** START Dataset excerpts **
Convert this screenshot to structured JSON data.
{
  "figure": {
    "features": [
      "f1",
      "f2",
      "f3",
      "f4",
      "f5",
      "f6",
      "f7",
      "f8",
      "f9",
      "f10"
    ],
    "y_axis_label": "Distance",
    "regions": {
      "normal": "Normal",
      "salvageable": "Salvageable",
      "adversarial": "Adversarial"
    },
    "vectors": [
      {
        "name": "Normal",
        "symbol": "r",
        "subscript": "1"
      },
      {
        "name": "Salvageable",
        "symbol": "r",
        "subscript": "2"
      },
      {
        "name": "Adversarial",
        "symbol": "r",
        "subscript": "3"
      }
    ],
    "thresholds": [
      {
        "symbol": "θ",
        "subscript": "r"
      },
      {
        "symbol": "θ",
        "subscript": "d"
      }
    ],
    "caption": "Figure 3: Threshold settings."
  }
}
** END Dataset excerpts **
Determine how many lines of the listing above include the word "Salvageable", and report that number only.

2